*** Data supplied ***

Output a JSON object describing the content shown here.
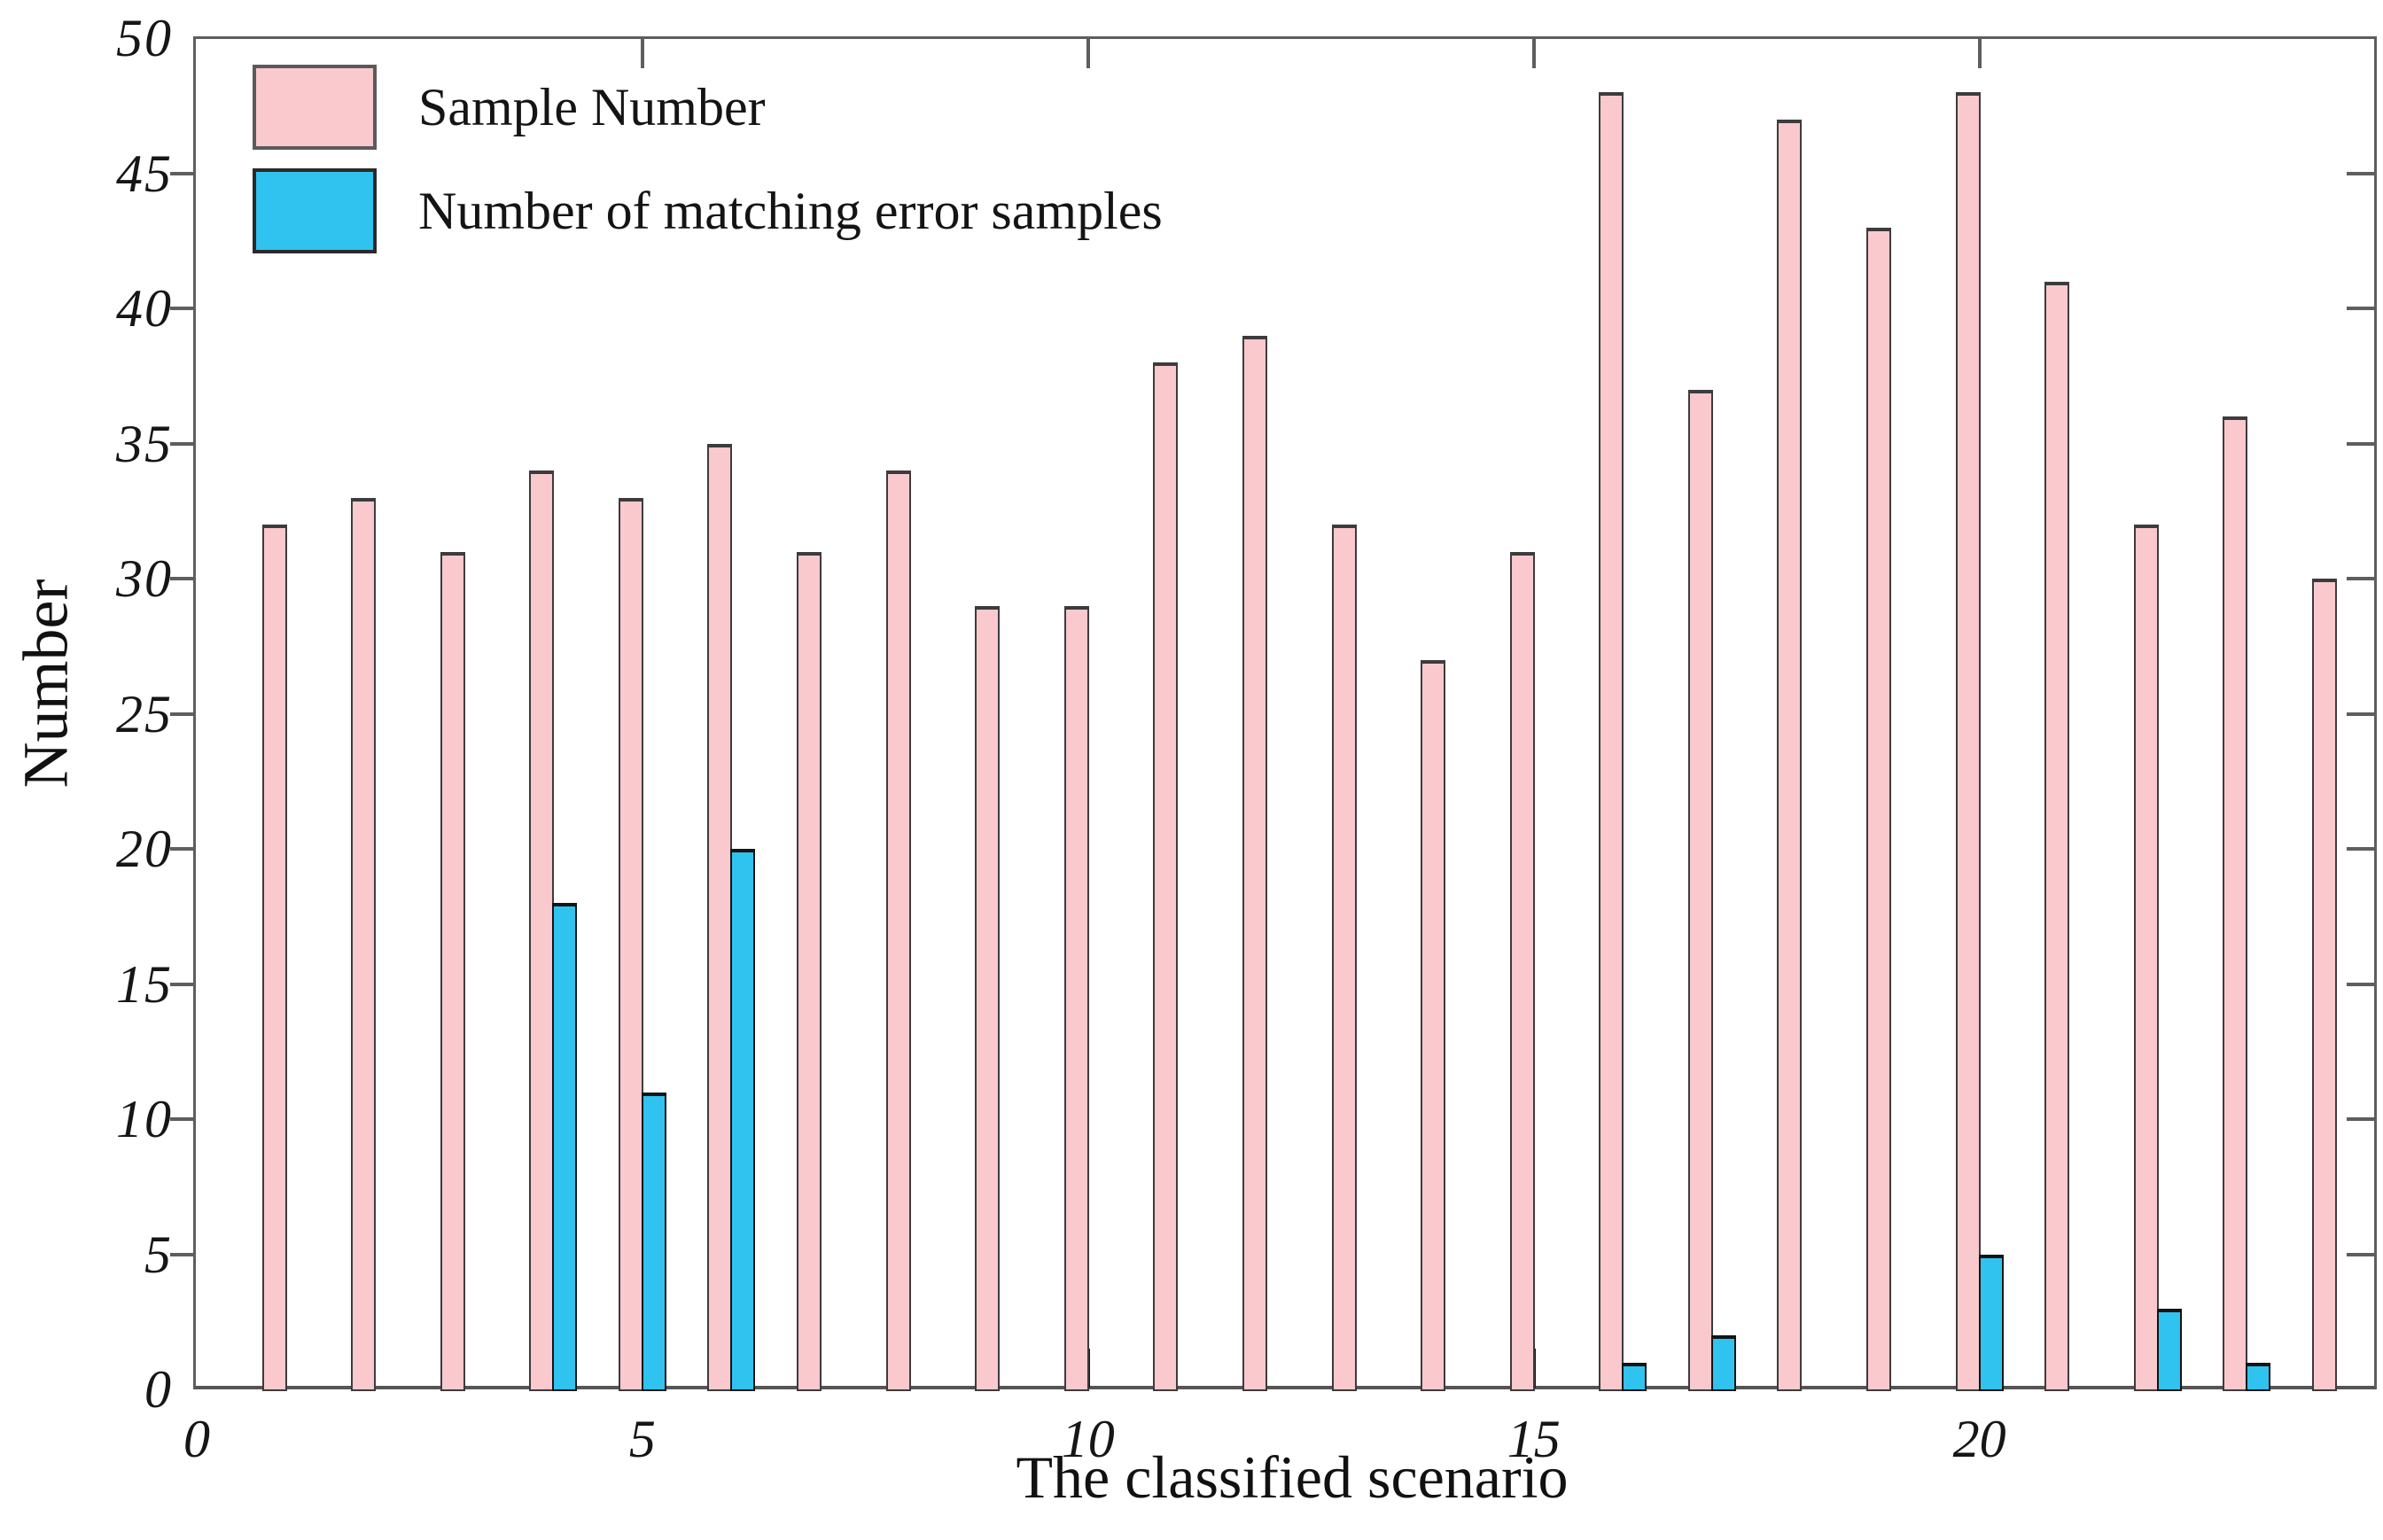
{
  "figure": {
    "y_axis_label": "Number",
    "x_axis_label": "The classified scenario"
  },
  "legend": [
    {
      "label": "Sample Number",
      "color": "#f9c9cd"
    },
    {
      "label": "Number of matching error samples",
      "color": "#30c3f0"
    }
  ],
  "chart_data": {
    "type": "bar",
    "title": "",
    "xlabel": "The classified scenario",
    "ylabel": "Number",
    "x": [
      1,
      2,
      3,
      4,
      5,
      6,
      7,
      8,
      9,
      10,
      11,
      12,
      13,
      14,
      15,
      16,
      17,
      18,
      19,
      20,
      21,
      22,
      23,
      24
    ],
    "series": [
      {
        "name": "Sample Number",
        "color": "#f9c9cd",
        "edge_color": "#3c3c3c",
        "values": [
          32,
          33,
          31,
          34,
          33,
          35,
          31,
          34,
          29,
          29,
          38,
          39,
          32,
          27,
          31,
          48,
          37,
          47,
          43,
          48,
          41,
          32,
          36,
          30
        ]
      },
      {
        "name": "Number of matching error samples",
        "color": "#30c3f0",
        "edge_color": "#141414",
        "values": [
          0,
          0,
          0,
          18,
          11,
          20,
          0,
          0,
          0,
          0,
          0,
          0,
          0,
          0,
          0,
          1,
          2,
          0,
          0,
          5,
          0,
          3,
          1,
          0
        ]
      }
    ],
    "xlim": [
      0,
      24.5
    ],
    "ylim": [
      0,
      50
    ],
    "x_tick_values": [
      0,
      5,
      10,
      15,
      20
    ],
    "y_tick_values": [
      0,
      5,
      10,
      15,
      20,
      25,
      30,
      35,
      40,
      45,
      50
    ],
    "grid": false,
    "legend_position": "upper-left",
    "spines": "box-with-inward-mirror-ticks"
  }
}
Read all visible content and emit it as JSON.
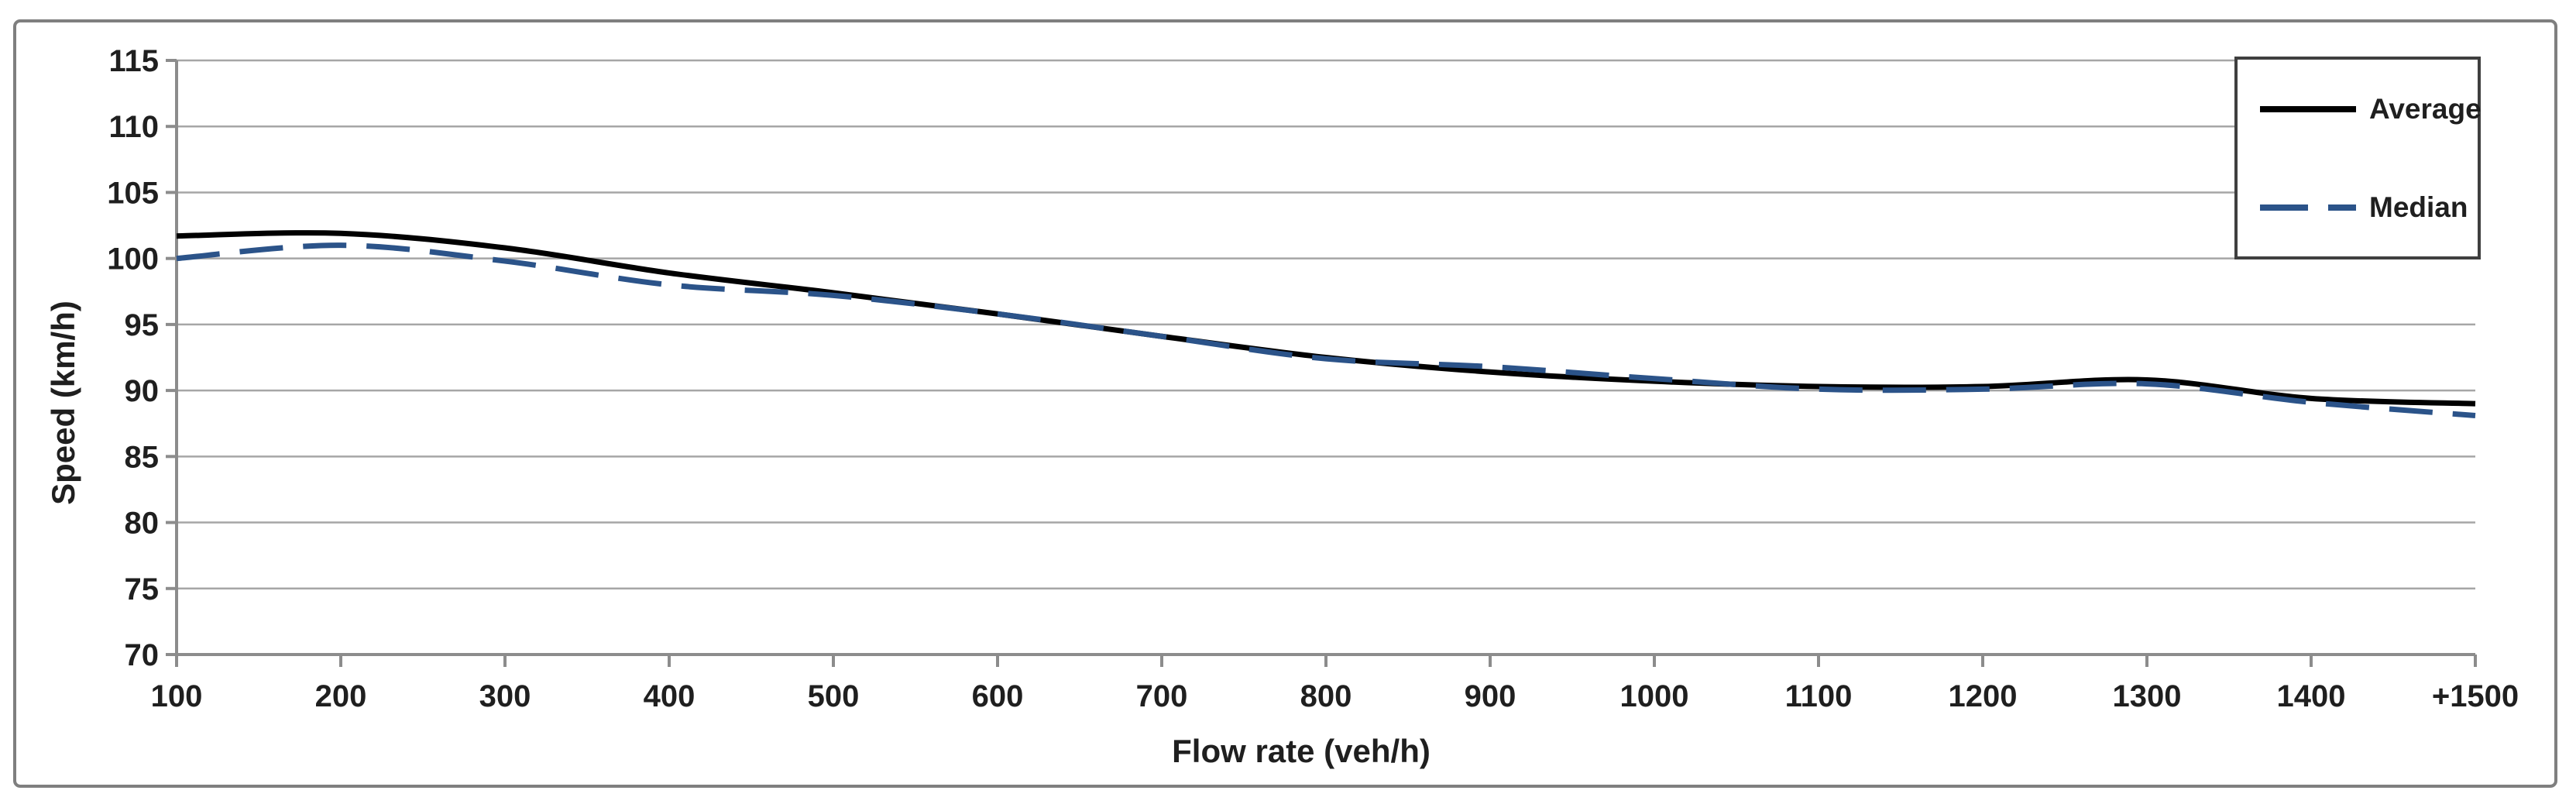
{
  "styles": {
    "grid_color": "#a6a6a6",
    "axis_color": "#8c8c8c",
    "frame_border_color": "#7f7f7f",
    "legend_border_color": "#3f3f3f",
    "text_color": "#1f1f1f",
    "background": "#ffffff",
    "average_color": "#000000",
    "median_color": "#2b5389"
  },
  "chart_data": {
    "type": "line",
    "title": "",
    "xlabel": "Flow rate (veh/h)",
    "ylabel": "Speed (km/h)",
    "x": [
      100,
      200,
      300,
      400,
      500,
      600,
      700,
      800,
      900,
      1000,
      1100,
      1200,
      1300,
      1400,
      1500
    ],
    "x_tick_labels": [
      "100",
      "200",
      "300",
      "400",
      "500",
      "600",
      "700",
      "800",
      "900",
      "1000",
      "1100",
      "1200",
      "1300",
      "1400",
      "+1500"
    ],
    "y_ticks": [
      70,
      75,
      80,
      85,
      90,
      95,
      100,
      105,
      110,
      115
    ],
    "xlim": [
      100,
      1500
    ],
    "ylim": [
      70,
      115
    ],
    "grid": "horizontal",
    "smooth": true,
    "legend_position": "top-right",
    "series": [
      {
        "name": "Average",
        "color": "#000000",
        "dash": "solid",
        "values": [
          101.7,
          101.9,
          100.8,
          98.9,
          97.4,
          95.8,
          94.1,
          92.5,
          91.4,
          90.7,
          90.3,
          90.3,
          90.8,
          89.4,
          89.0
        ]
      },
      {
        "name": "Median",
        "color": "#2b5389",
        "dash": "dashed",
        "values": [
          100.0,
          101.0,
          99.8,
          98.0,
          97.2,
          95.8,
          94.1,
          92.4,
          91.8,
          90.9,
          90.1,
          90.1,
          90.5,
          89.1,
          88.1
        ]
      }
    ]
  }
}
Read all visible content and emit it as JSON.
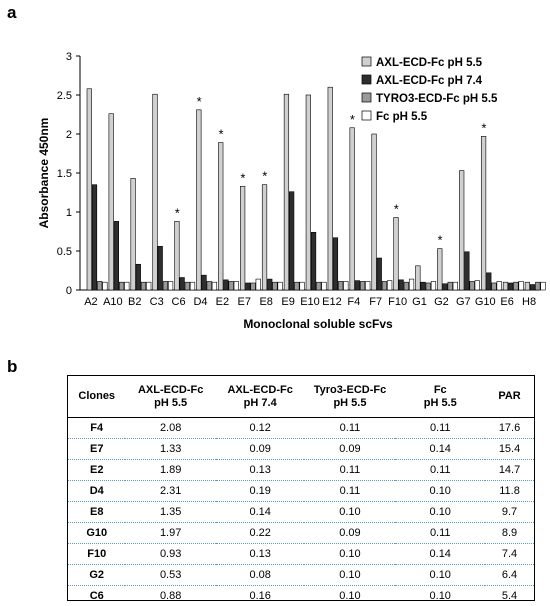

***

● **Set problem**: Search the entries for the word "samples" and pick out every line that holds it.

● **Exercise response**:
      "label": "Number of matching error samples",
        "name": "Number of matching error samples",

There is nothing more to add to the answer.